DATA SHOWN:

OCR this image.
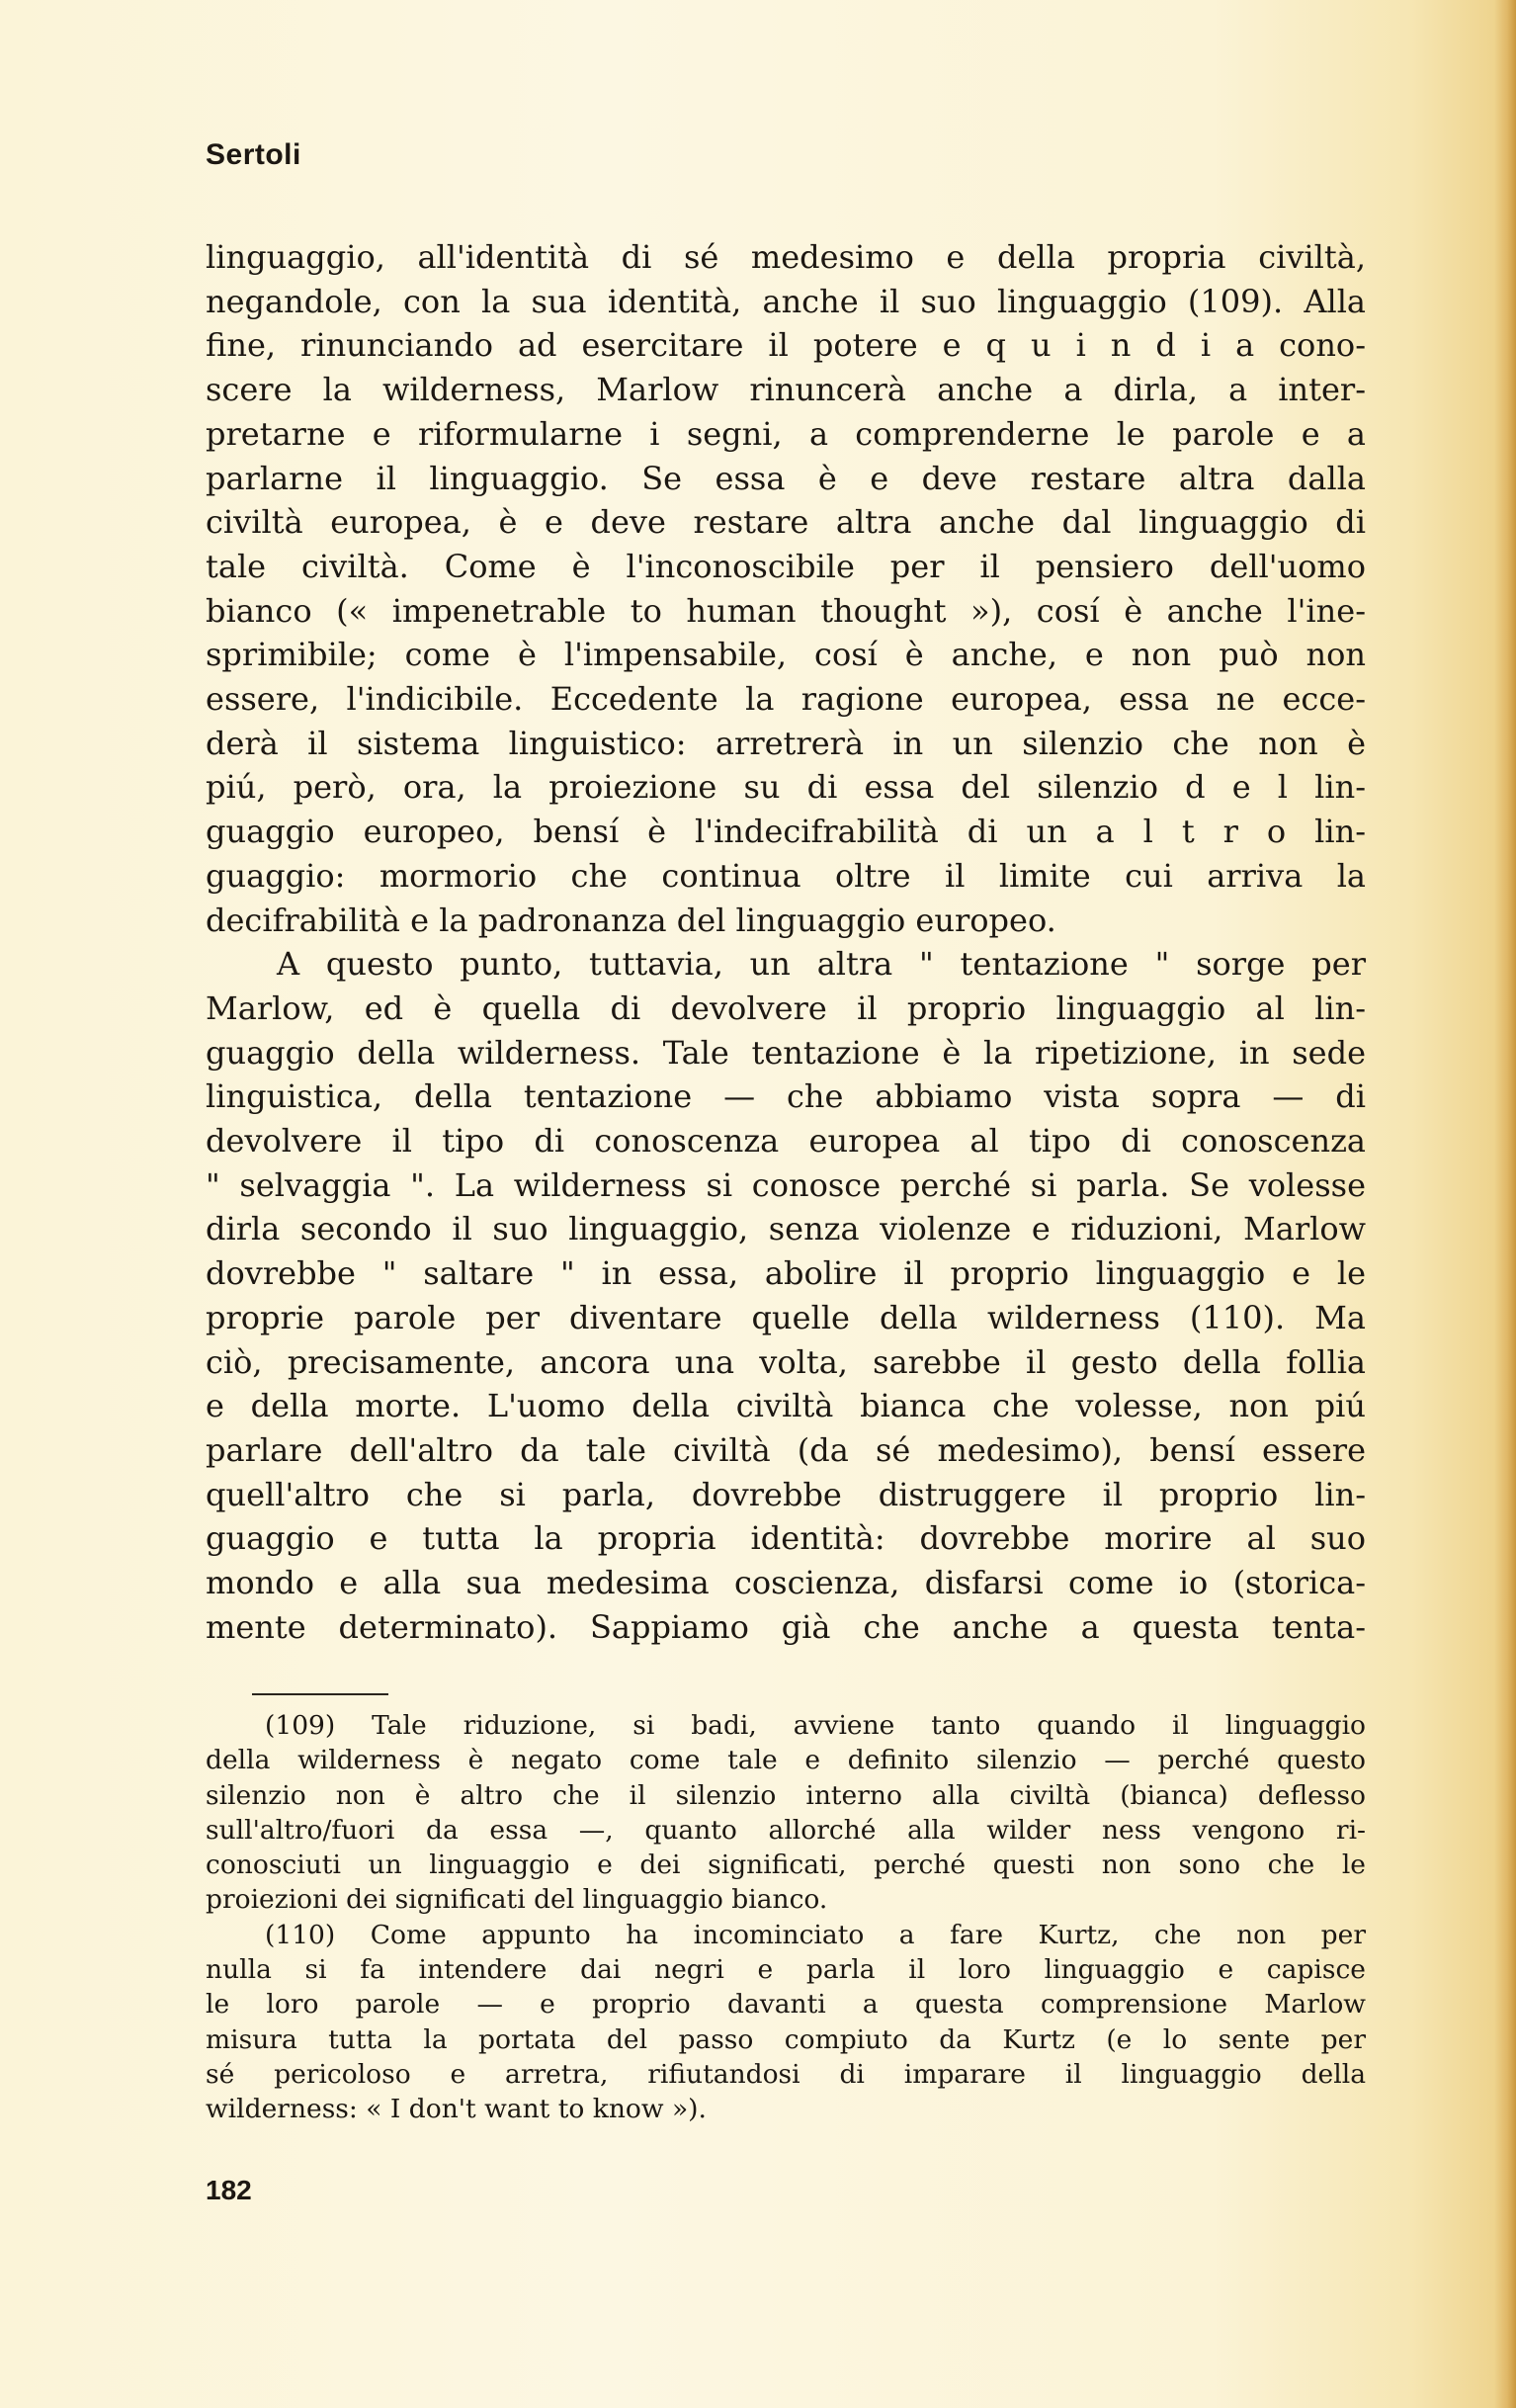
Sertoli

linguaggio, all'identità di sé medesimo e della propria civiltà,

negandole, con la sua identità, anche il suo linguaggio (109). Alla

fine, rinunciando ad esercitare il potere e q u i n d i a cono-

scere la wilderness, Marlow rinuncerà anche a dirla, a inter-

pretarne e riformularne i segni, a comprenderne le parole e a

parlarne il linguaggio. Se essa è e deve restare altra dalla

civiltà europea, è e deve restare altra anche dal linguaggio di

tale civiltà. Come è l'inconoscibile per il pensiero dell'uomo

bianco (« impenetrable to human thought »), cosí è anche l'ine-

sprimibile; come è l'impensabile, cosí è anche, e non può non

essere, l'indicibile. Eccedente la ragione europea, essa ne ecce-

derà il sistema linguistico: arretrerà in un silenzio che non è

piú, però, ora, la proiezione su di essa del silenzio d e l lin-

guaggio europeo, bensí è l'indecifrabilità di un a l t r o lin-

guaggio: mormorio che continua oltre il limite cui arriva la

decifrabilità e la padronanza del linguaggio europeo.

A questo punto, tuttavia, un altra " tentazione " sorge per

Marlow, ed è quella di devolvere il proprio linguaggio al lin-

guaggio della wilderness. Tale tentazione è la ripetizione, in sede

linguistica, della tentazione — che abbiamo vista sopra — di

devolvere il tipo di conoscenza europea al tipo di conoscenza

" selvaggia ". La wilderness si conosce perché si parla. Se volesse

dirla secondo il suo linguaggio, senza violenze e riduzioni, Marlow

dovrebbe " saltare " in essa, abolire il proprio linguaggio e le

proprie parole per diventare quelle della wilderness (110). Ma

ciò, precisamente, ancora una volta, sarebbe il gesto della follia

e della morte. L'uomo della civiltà bianca che volesse, non piú

parlare dell'altro da tale civiltà (da sé medesimo), bensí essere

quell'altro che si parla, dovrebbe distruggere il proprio lin-

guaggio e tutta la propria identità: dovrebbe morire al suo

mondo e alla sua medesima coscienza, disfarsi come io (storica-

mente determinato). Sappiamo già che anche a questa tenta-

(109) Tale riduzione, si badi, avviene tanto quando il linguaggio

della wilderness è negato come tale e definito silenzio — perché questo

silenzio non è altro che il silenzio interno alla civiltà (bianca) deflesso

sull'altro/fuori da essa —, quanto allorché alla wilder ness vengono ri-

conosciuti un linguaggio e dei significati, perché questi non sono che le

proiezioni dei significati del linguaggio bianco.

(110) Come appunto ha incominciato a fare Kurtz, che non per

nulla si fa intendere dai negri e parla il loro linguaggio e capisce

le loro parole — e proprio davanti a questa comprensione Marlow

misura tutta la portata del passo compiuto da Kurtz (e lo sente per

sé pericoloso e arretra, rifiutandosi di imparare il linguaggio della

wilderness: « I don't want to know »).

182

EXERCISE AIM:
Set down all the entries exactly as they appear, but skip any pictures.

TASK OUTPUT:
OCR this image.
Sertoli

linguaggio, all'identità di sé medesimo e della propria civiltà,

negandole, con la sua identità, anche il suo linguaggio (109). Alla

fine, rinunciando ad esercitare il potere e q u i n d i a cono-

scere la wilderness, Marlow rinuncerà anche a dirla, a inter-

pretarne e riformularne i segni, a comprenderne le parole e a

parlarne il linguaggio. Se essa è e deve restare altra dalla

civiltà europea, è e deve restare altra anche dal linguaggio di

tale civiltà. Come è l'inconoscibile per il pensiero dell'uomo

bianco (« impenetrable to human thought »), cosí è anche l'ine-

sprimibile; come è l'impensabile, cosí è anche, e non può non

essere, l'indicibile. Eccedente la ragione europea, essa ne ecce-

derà il sistema linguistico: arretrerà in un silenzio che non è

piú, però, ora, la proiezione su di essa del silenzio d e l lin-

guaggio europeo, bensí è l'indecifrabilità di un a l t r o lin-

guaggio: mormorio che continua oltre il limite cui arriva la

decifrabilità e la padronanza del linguaggio europeo.

A questo punto, tuttavia, un altra " tentazione " sorge per

Marlow, ed è quella di devolvere il proprio linguaggio al lin-

guaggio della wilderness. Tale tentazione è la ripetizione, in sede

linguistica, della tentazione — che abbiamo vista sopra — di

devolvere il tipo di conoscenza europea al tipo di conoscenza

" selvaggia ". La wilderness si conosce perché si parla. Se volesse

dirla secondo il suo linguaggio, senza violenze e riduzioni, Marlow

dovrebbe " saltare " in essa, abolire il proprio linguaggio e le

proprie parole per diventare quelle della wilderness (110). Ma

ciò, precisamente, ancora una volta, sarebbe il gesto della follia

e della morte. L'uomo della civiltà bianca che volesse, non piú

parlare dell'altro da tale civiltà (da sé medesimo), bensí essere

quell'altro che si parla, dovrebbe distruggere il proprio lin-

guaggio e tutta la propria identità: dovrebbe morire al suo

mondo e alla sua medesima coscienza, disfarsi come io (storica-

mente determinato). Sappiamo già che anche a questa tenta-

(109) Tale riduzione, si badi, avviene tanto quando il linguaggio

della wilderness è negato come tale e definito silenzio — perché questo

silenzio non è altro che il silenzio interno alla civiltà (bianca) deflesso

sull'altro/fuori da essa —, quanto allorché alla wilder ness vengono ri-

conosciuti un linguaggio e dei significati, perché questi non sono che le

proiezioni dei significati del linguaggio bianco.

(110) Come appunto ha incominciato a fare Kurtz, che non per

nulla si fa intendere dai negri e parla il loro linguaggio e capisce

le loro parole — e proprio davanti a questa comprensione Marlow

misura tutta la portata del passo compiuto da Kurtz (e lo sente per

sé pericoloso e arretra, rifiutandosi di imparare il linguaggio della

wilderness: « I don't want to know »).

182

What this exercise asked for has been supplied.